(Data records)

***

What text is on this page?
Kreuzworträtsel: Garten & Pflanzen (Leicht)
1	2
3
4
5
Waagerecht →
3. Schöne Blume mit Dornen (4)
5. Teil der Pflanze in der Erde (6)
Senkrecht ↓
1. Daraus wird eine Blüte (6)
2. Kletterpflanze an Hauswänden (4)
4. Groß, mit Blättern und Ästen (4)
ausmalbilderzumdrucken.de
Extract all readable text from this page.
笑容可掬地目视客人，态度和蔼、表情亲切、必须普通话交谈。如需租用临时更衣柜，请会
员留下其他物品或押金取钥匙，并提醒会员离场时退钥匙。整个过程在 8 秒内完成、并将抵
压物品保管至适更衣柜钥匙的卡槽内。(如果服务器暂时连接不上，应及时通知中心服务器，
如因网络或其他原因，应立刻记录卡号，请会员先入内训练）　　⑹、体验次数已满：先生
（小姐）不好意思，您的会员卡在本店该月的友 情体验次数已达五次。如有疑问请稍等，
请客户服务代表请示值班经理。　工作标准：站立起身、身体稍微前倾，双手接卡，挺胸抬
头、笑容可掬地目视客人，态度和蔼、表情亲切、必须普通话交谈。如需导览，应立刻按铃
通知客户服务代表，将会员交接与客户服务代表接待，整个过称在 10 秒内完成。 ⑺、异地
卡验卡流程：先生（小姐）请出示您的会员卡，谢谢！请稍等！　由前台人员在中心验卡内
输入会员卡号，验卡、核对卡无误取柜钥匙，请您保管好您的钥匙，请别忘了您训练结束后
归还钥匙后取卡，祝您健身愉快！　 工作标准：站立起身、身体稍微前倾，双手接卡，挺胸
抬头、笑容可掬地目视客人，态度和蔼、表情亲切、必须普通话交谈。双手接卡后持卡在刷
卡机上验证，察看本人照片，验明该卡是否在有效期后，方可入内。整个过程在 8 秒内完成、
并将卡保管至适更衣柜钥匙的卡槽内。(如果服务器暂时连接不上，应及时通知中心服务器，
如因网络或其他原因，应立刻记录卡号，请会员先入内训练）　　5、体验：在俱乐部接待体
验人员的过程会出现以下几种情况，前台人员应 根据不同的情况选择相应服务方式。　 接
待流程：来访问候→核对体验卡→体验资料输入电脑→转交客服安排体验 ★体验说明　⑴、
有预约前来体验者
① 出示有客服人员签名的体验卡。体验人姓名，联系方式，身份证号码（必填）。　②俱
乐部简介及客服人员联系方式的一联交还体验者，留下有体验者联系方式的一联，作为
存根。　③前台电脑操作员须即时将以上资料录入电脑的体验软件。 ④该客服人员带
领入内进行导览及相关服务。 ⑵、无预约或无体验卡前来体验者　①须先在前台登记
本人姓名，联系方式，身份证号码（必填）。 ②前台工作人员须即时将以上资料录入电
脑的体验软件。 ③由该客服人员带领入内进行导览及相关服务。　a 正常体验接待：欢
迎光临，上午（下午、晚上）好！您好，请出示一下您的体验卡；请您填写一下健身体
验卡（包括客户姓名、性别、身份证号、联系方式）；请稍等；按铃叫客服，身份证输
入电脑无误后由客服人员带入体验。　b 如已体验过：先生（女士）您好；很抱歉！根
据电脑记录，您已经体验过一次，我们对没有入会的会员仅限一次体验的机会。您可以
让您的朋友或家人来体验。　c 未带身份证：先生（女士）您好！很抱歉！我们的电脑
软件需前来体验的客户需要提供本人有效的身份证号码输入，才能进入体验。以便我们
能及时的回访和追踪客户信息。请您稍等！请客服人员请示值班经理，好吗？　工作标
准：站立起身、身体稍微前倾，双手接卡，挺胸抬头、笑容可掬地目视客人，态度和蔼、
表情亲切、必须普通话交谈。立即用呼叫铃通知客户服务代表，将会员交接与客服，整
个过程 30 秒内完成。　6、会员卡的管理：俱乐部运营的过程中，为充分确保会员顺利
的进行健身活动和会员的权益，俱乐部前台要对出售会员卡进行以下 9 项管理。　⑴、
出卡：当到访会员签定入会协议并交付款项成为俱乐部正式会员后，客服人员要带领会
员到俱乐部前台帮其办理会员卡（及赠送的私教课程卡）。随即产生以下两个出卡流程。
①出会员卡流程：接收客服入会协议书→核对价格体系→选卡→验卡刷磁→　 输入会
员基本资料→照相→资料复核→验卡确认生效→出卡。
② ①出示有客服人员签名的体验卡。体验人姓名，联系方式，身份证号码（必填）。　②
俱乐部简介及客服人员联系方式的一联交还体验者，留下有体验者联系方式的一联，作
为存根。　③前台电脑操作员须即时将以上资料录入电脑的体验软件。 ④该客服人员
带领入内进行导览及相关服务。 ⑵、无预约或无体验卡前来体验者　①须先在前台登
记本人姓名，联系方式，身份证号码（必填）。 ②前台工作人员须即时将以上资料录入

***

**TASK TO CARRY OUT**: Reproduce each entry exactly, leaving out nothing.

**OUTPUT BELOW**:
What text is on this page?
Kreuzworträtsel: Garten & Pflanzen (Leicht)
1	2
3
4
5
Waagerecht →
3. Schöne Blume mit Dornen (4)
5. Teil der Pflanze in der Erde (6)
Senkrecht ↓
1. Daraus wird eine Blüte (6)
2. Kletterpflanze an Hauswänden (4)
4. Groß, mit Blättern und Ästen (4)
ausmalbilderzumdrucken.de
Extract all readable text from this page.
笑容可掬地目视客人，态度和蔼、表情亲切、必须普通话交谈。如需租用临时更衣柜，请会
员留下其他物品或押金取钥匙，并提醒会员离场时退钥匙。整个过程在 8 秒内完成、并将抵
压物品保管至适更衣柜钥匙的卡槽内。(如果服务器暂时连接不上，应及时通知中心服务器，
如因网络或其他原因，应立刻记录卡号，请会员先入内训练）　　⑹、体验次数已满：先生
（小姐）不好意思，您的会员卡在本店该月的友 情体验次数已达五次。如有疑问请稍等，
请客户服务代表请示值班经理。　工作标准：站立起身、身体稍微前倾，双手接卡，挺胸抬
头、笑容可掬地目视客人，态度和蔼、表情亲切、必须普通话交谈。如需导览，应立刻按铃
通知客户服务代表，将会员交接与客户服务代表接待，整个过称在 10 秒内完成。 ⑺、异地
卡验卡流程：先生（小姐）请出示您的会员卡，谢谢！请稍等！　由前台人员在中心验卡内
输入会员卡号，验卡、核对卡无误取柜钥匙，请您保管好您的钥匙，请别忘了您训练结束后
归还钥匙后取卡，祝您健身愉快！　 工作标准：站立起身、身体稍微前倾，双手接卡，挺胸
抬头、笑容可掬地目视客人，态度和蔼、表情亲切、必须普通话交谈。双手接卡后持卡在刷
卡机上验证，察看本人照片，验明该卡是否在有效期后，方可入内。整个过程在 8 秒内完成、
并将卡保管至适更衣柜钥匙的卡槽内。(如果服务器暂时连接不上，应及时通知中心服务器，
如因网络或其他原因，应立刻记录卡号，请会员先入内训练）　　5、体验：在俱乐部接待体
验人员的过程会出现以下几种情况，前台人员应 根据不同的情况选择相应服务方式。　 接
待流程：来访问候→核对体验卡→体验资料输入电脑→转交客服安排体验 ★体验说明　⑴、
有预约前来体验者
① 出示有客服人员签名的体验卡。体验人姓名，联系方式，身份证号码（必填）。　②俱
乐部简介及客服人员联系方式的一联交还体验者，留下有体验者联系方式的一联，作为
存根。　③前台电脑操作员须即时将以上资料录入电脑的体验软件。 ④该客服人员带
领入内进行导览及相关服务。 ⑵、无预约或无体验卡前来体验者　①须先在前台登记
本人姓名，联系方式，身份证号码（必填）。 ②前台工作人员须即时将以上资料录入电
脑的体验软件。 ③由该客服人员带领入内进行导览及相关服务。　a 正常体验接待：欢
迎光临，上午（下午、晚上）好！您好，请出示一下您的体验卡；请您填写一下健身体
验卡（包括客户姓名、性别、身份证号、联系方式）；请稍等；按铃叫客服，身份证输
入电脑无误后由客服人员带入体验。　b 如已体验过：先生（女士）您好；很抱歉！根
据电脑记录，您已经体验过一次，我们对没有入会的会员仅限一次体验的机会。您可以
让您的朋友或家人来体验。　c 未带身份证：先生（女士）您好！很抱歉！我们的电脑
软件需前来体验的客户需要提供本人有效的身份证号码输入，才能进入体验。以便我们
能及时的回访和追踪客户信息。请您稍等！请客服人员请示值班经理，好吗？　工作标
准：站立起身、身体稍微前倾，双手接卡，挺胸抬头、笑容可掬地目视客人，态度和蔼、
表情亲切、必须普通话交谈。立即用呼叫铃通知客户服务代表，将会员交接与客服，整
个过程 30 秒内完成。　6、会员卡的管理：俱乐部运营的过程中，为充分确保会员顺利
的进行健身活动和会员的权益，俱乐部前台要对出售会员卡进行以下 9 项管理。　⑴、
出卡：当到访会员签定入会协议并交付款项成为俱乐部正式会员后，客服人员要带领会
员到俱乐部前台帮其办理会员卡（及赠送的私教课程卡）。随即产生以下两个出卡流程。
①出会员卡流程：接收客服入会协议书→核对价格体系→选卡→验卡刷磁→　 输入会
员基本资料→照相→资料复核→验卡确认生效→出卡。
② ①出示有客服人员签名的体验卡。体验人姓名，联系方式，身份证号码（必填）。　②
俱乐部简介及客服人员联系方式的一联交还体验者，留下有体验者联系方式的一联，作
为存根。　③前台电脑操作员须即时将以上资料录入电脑的体验软件。 ④该客服人员
带领入内进行导览及相关服务。 ⑵、无预约或无体验卡前来体验者　①须先在前台登
记本人姓名，联系方式，身份证号码（必填）。 ②前台工作人员须即时将以上资料录入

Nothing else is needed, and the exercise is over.